WORK TO COMPLETE
Find the lines holding "BATIK" and copy them.

── THE INPUT

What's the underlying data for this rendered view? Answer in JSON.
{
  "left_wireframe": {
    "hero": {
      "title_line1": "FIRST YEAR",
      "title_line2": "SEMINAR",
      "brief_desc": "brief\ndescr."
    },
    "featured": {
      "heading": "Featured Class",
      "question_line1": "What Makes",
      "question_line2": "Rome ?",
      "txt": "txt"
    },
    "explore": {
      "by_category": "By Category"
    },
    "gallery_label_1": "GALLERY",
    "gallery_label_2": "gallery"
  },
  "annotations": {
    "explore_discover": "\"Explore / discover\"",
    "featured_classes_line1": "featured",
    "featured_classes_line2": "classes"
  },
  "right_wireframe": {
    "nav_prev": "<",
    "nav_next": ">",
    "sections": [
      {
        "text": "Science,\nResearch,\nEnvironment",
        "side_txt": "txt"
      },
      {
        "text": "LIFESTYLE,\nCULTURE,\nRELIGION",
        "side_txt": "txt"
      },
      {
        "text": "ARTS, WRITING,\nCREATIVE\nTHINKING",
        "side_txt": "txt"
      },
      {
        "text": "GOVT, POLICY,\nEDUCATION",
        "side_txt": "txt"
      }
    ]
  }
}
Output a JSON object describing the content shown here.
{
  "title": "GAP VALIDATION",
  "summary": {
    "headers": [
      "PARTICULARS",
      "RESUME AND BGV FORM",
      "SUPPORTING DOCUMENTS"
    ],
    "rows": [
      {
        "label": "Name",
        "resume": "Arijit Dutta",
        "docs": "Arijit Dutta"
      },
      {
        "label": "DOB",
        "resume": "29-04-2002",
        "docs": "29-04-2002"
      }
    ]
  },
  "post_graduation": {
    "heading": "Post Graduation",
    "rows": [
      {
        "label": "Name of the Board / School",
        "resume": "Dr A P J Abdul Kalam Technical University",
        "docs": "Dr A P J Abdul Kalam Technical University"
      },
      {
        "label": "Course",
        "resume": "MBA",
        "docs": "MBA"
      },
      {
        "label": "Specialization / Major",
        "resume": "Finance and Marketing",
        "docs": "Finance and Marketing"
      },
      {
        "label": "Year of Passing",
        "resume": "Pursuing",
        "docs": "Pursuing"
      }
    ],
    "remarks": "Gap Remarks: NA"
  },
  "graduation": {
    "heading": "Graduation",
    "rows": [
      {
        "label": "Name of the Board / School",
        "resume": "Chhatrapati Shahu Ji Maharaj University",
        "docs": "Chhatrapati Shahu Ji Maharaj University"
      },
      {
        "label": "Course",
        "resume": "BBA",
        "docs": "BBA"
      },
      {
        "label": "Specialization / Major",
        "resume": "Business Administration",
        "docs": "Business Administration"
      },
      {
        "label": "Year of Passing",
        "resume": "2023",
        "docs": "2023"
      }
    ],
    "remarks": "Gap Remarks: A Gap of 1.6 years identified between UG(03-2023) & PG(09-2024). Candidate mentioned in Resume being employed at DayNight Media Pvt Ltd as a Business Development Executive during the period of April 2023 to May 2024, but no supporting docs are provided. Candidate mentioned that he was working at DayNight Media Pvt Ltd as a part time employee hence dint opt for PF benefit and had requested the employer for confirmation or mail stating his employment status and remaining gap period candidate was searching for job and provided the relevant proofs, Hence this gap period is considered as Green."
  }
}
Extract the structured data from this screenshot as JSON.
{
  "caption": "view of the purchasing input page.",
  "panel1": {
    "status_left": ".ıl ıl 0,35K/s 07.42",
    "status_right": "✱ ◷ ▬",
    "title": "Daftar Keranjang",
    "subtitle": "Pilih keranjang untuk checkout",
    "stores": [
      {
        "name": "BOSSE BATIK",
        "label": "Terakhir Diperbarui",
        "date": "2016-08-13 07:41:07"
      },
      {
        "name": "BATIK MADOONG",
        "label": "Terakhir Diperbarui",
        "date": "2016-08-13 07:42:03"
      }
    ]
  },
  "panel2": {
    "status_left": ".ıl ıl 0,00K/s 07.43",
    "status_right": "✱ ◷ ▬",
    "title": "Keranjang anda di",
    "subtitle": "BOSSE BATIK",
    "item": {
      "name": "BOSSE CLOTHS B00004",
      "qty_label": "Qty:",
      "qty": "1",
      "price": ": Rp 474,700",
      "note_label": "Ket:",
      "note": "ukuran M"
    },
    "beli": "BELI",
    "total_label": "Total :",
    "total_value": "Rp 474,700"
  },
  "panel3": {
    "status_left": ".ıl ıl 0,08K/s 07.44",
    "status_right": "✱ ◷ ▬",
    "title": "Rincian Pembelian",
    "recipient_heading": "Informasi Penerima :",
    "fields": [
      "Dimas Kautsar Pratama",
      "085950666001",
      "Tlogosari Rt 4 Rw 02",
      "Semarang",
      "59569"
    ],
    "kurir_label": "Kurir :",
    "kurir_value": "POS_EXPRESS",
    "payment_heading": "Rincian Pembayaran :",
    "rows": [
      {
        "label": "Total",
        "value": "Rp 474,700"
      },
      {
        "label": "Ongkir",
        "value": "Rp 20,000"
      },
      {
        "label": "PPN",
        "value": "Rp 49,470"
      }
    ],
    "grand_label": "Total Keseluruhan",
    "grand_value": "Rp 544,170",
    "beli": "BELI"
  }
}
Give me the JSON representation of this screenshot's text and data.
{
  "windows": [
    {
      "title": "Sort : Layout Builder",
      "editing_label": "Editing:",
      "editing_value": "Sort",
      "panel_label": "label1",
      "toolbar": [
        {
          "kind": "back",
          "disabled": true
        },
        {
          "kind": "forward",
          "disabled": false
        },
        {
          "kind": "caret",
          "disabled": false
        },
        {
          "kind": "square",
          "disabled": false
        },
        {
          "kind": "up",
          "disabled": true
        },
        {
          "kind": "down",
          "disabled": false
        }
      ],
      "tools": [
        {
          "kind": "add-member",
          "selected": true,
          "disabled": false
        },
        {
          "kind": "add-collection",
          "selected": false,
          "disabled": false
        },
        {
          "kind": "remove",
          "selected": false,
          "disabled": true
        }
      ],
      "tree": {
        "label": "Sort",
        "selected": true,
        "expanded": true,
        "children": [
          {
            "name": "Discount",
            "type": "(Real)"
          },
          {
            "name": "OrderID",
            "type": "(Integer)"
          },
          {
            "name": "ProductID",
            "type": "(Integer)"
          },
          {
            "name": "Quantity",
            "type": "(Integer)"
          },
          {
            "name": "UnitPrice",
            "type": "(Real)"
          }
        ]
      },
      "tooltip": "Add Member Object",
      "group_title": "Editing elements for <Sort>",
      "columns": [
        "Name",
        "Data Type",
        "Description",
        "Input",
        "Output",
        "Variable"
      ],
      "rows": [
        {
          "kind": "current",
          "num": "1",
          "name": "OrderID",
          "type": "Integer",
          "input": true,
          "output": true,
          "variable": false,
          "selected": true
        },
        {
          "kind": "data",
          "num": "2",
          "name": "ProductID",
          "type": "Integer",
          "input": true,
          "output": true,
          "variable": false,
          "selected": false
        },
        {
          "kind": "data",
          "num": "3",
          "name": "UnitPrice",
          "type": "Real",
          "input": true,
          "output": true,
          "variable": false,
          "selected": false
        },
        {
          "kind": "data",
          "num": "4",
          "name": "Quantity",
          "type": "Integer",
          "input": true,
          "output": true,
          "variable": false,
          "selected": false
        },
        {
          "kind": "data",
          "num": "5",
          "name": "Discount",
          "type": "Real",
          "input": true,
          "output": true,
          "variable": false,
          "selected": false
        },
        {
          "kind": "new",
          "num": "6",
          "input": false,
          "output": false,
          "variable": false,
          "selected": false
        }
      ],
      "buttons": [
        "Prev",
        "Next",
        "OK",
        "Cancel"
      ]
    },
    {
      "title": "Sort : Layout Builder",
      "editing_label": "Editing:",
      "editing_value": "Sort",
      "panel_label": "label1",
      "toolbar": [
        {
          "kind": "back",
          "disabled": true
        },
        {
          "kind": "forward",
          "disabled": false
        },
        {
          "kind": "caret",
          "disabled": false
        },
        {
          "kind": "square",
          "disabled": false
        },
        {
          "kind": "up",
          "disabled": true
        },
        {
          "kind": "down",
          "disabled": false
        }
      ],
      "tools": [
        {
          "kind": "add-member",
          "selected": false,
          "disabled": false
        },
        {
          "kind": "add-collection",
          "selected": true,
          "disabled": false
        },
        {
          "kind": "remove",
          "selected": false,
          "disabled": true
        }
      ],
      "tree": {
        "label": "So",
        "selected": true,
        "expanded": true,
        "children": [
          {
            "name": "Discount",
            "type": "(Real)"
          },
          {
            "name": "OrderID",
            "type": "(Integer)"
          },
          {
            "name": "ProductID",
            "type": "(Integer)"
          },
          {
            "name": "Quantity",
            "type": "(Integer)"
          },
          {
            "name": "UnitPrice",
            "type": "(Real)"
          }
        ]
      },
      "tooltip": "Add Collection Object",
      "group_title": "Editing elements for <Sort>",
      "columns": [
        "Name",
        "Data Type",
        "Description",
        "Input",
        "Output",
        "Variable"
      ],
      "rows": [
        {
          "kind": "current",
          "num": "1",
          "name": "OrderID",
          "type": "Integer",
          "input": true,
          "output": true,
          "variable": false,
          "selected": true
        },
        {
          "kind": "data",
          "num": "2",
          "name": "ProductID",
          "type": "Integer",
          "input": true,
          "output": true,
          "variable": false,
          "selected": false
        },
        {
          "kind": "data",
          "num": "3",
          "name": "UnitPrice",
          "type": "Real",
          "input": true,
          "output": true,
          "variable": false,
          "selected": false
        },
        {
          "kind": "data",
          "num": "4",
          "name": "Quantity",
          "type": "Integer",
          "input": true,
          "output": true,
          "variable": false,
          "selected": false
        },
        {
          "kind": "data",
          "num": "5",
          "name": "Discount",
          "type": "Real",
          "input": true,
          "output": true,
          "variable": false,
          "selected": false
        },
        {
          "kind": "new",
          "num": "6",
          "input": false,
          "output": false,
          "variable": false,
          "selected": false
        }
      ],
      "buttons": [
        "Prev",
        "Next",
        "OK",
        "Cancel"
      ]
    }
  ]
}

────

REPLY
        "name": "BOSSE BATIK",
        "name": "BATIK MADOONG",
    "subtitle": "BOSSE BATIK",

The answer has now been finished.